EXERCISE DESCRIPTION: Check each line of the data for "ENGINE" and select those that have it.
**** STORED ROWS ****
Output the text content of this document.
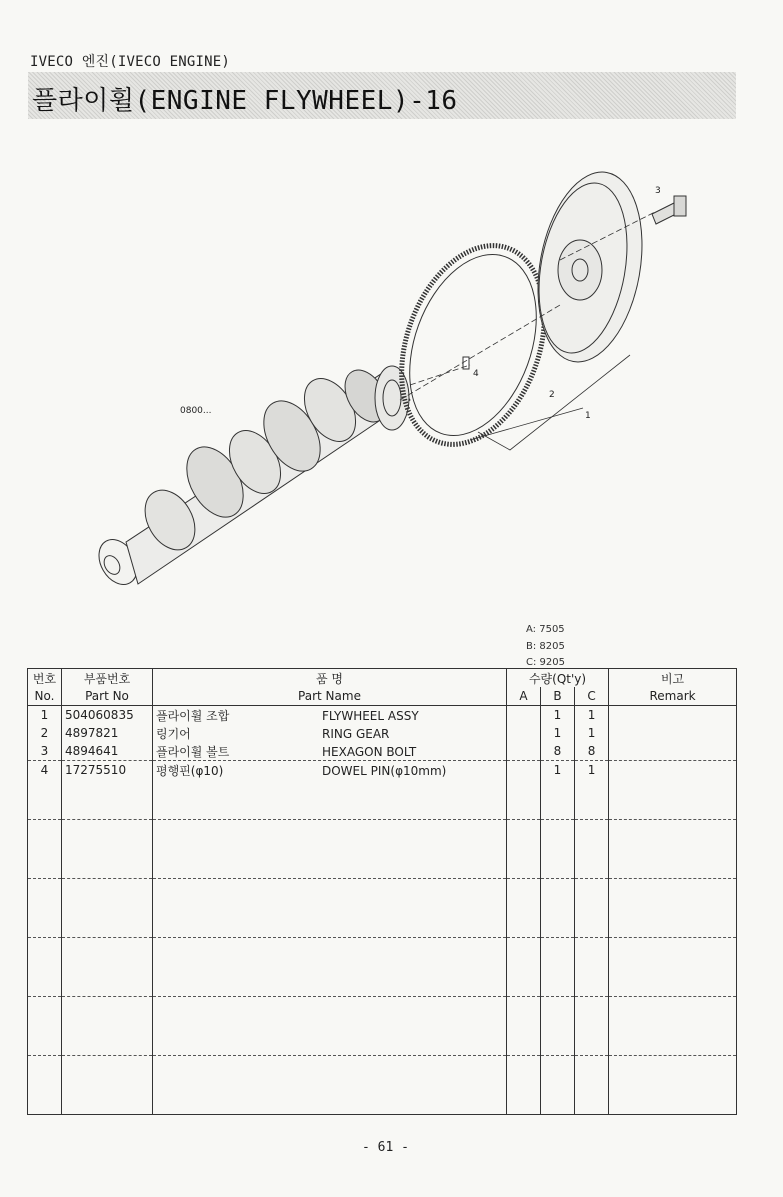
IVECO 엔진(IVECO ENGINE)
플라이휠(ENGINE FLYWHEEL)-16
3
4
2
1
0800...
A: 7505
B: 8205
C: 9205
번호	부품번호	품 명	수량(Qt'y)			비고
No.	Part No	Part Name	A	B	C	Remark
1	504060835	플라이휠 조합 FLYWHEEL ASSY		1	1	
2	4897821	링기어 RING GEAR		1	1	
3	4894641	플라이휠 볼트 HEXAGON BOLT		8	8	
4	17275510	평행핀(φ10) DOWEL PIN(φ10mm)		1	1	

- 61 -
****
FINAL RESULT:
IVECO 엔진(IVECO ENGINE)
플라이휠(ENGINE FLYWHEEL)-16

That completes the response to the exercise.